→ AIM:
Without the pictures, return each record as it appears.

→ RECORDS SUPPLIED:
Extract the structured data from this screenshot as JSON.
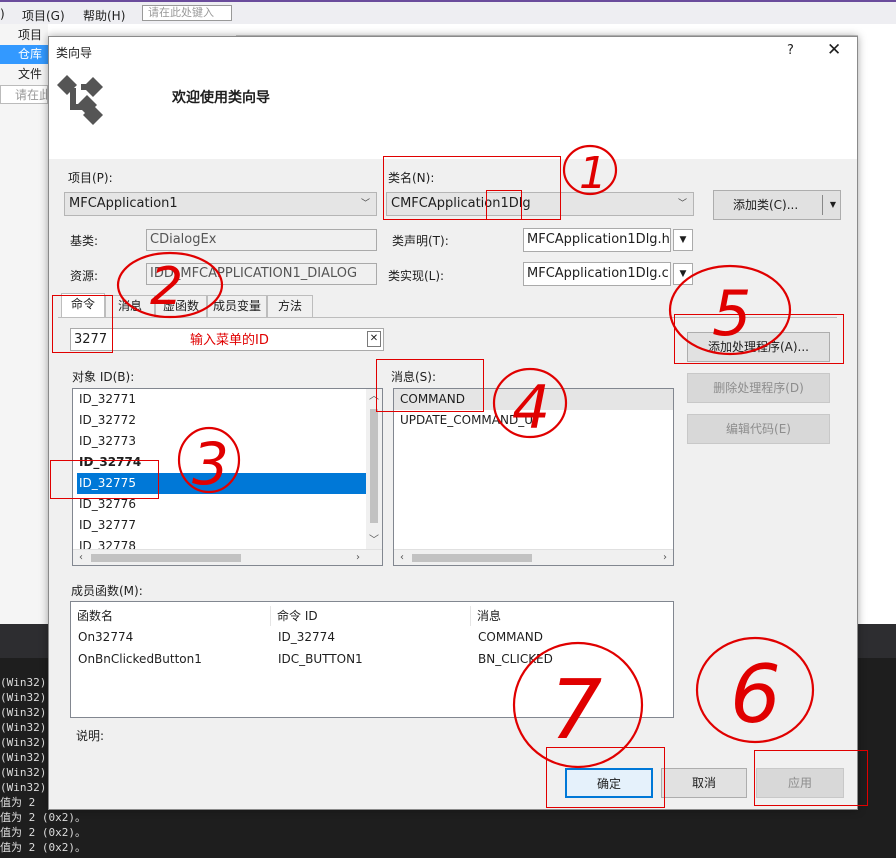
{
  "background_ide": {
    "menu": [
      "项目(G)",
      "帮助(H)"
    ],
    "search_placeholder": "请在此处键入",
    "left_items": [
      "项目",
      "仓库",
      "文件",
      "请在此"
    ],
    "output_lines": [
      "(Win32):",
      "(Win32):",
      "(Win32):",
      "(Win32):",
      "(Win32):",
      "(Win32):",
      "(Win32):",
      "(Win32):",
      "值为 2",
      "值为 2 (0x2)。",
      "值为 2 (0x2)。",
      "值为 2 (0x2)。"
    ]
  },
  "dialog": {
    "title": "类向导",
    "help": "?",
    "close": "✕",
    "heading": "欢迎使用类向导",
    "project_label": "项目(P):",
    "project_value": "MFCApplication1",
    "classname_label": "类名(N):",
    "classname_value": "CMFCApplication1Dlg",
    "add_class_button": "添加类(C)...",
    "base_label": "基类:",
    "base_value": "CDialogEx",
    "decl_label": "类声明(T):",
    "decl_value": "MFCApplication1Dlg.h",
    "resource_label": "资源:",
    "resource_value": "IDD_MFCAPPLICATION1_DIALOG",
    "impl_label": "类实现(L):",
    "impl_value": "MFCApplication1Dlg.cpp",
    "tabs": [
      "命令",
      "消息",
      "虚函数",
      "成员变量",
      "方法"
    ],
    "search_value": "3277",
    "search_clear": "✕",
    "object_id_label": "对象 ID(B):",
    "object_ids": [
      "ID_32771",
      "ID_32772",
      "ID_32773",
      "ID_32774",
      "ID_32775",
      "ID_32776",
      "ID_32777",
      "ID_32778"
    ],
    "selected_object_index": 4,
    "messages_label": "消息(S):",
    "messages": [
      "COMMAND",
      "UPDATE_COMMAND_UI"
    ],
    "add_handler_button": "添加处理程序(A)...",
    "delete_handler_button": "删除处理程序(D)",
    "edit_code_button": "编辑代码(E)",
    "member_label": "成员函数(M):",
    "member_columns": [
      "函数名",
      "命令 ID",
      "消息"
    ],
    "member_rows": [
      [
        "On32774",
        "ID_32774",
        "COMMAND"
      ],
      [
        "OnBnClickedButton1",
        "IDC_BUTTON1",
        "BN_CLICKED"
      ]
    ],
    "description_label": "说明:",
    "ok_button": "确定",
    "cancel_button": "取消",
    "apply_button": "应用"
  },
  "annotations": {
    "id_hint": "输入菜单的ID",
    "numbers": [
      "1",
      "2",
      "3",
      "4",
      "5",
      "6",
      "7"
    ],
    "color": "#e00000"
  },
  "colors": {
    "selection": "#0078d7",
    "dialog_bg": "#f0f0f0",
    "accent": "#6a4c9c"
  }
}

→ TASK OUTPUT:
Extract the structured data from this screenshot as JSON.
{
  "background_ide": {
    "menu": [
      "项目(G)",
      "帮助(H)"
    ],
    "search_placeholder": "请在此处键入",
    "left_items": [
      "项目",
      "仓库",
      "文件",
      "请在此"
    ],
    "output_lines": [
      "(Win32):",
      "(Win32):",
      "(Win32):",
      "(Win32):",
      "(Win32):",
      "(Win32):",
      "(Win32):",
      "(Win32):",
      "值为 2",
      "值为 2 (0x2)。",
      "值为 2 (0x2)。",
      "值为 2 (0x2)。"
    ]
  },
  "dialog": {
    "title": "类向导",
    "help": "?",
    "close": "✕",
    "heading": "欢迎使用类向导",
    "project_label": "项目(P):",
    "project_value": "MFCApplication1",
    "classname_label": "类名(N):",
    "classname_value": "CMFCApplication1Dlg",
    "add_class_button": "添加类(C)...",
    "base_label": "基类:",
    "base_value": "CDialogEx",
    "decl_label": "类声明(T):",
    "decl_value": "MFCApplication1Dlg.h",
    "resource_label": "资源:",
    "resource_value": "IDD_MFCAPPLICATION1_DIALOG",
    "impl_label": "类实现(L):",
    "impl_value": "MFCApplication1Dlg.cpp",
    "tabs": [
      "命令",
      "消息",
      "虚函数",
      "成员变量",
      "方法"
    ],
    "search_value": "3277",
    "search_clear": "✕",
    "object_id_label": "对象 ID(B):",
    "object_ids": [
      "ID_32771",
      "ID_32772",
      "ID_32773",
      "ID_32774",
      "ID_32775",
      "ID_32776",
      "ID_32777",
      "ID_32778"
    ],
    "selected_object_index": 4,
    "messages_label": "消息(S):",
    "messages": [
      "COMMAND",
      "UPDATE_COMMAND_UI"
    ],
    "add_handler_button": "添加处理程序(A)...",
    "delete_handler_button": "删除处理程序(D)",
    "edit_code_button": "编辑代码(E)",
    "member_label": "成员函数(M):",
    "member_columns": [
      "函数名",
      "命令 ID",
      "消息"
    ],
    "member_rows": [
      [
        "On32774",
        "ID_32774",
        "COMMAND"
      ],
      [
        "OnBnClickedButton1",
        "IDC_BUTTON1",
        "BN_CLICKED"
      ]
    ],
    "description_label": "说明:",
    "ok_button": "确定",
    "cancel_button": "取消",
    "apply_button": "应用"
  },
  "annotations": {
    "id_hint": "输入菜单的ID",
    "numbers": [
      "1",
      "2",
      "3",
      "4",
      "5",
      "6",
      "7"
    ],
    "color": "#e00000"
  },
  "colors": {
    "selection": "#0078d7",
    "dialog_bg": "#f0f0f0",
    "accent": "#6a4c9c"
  }
}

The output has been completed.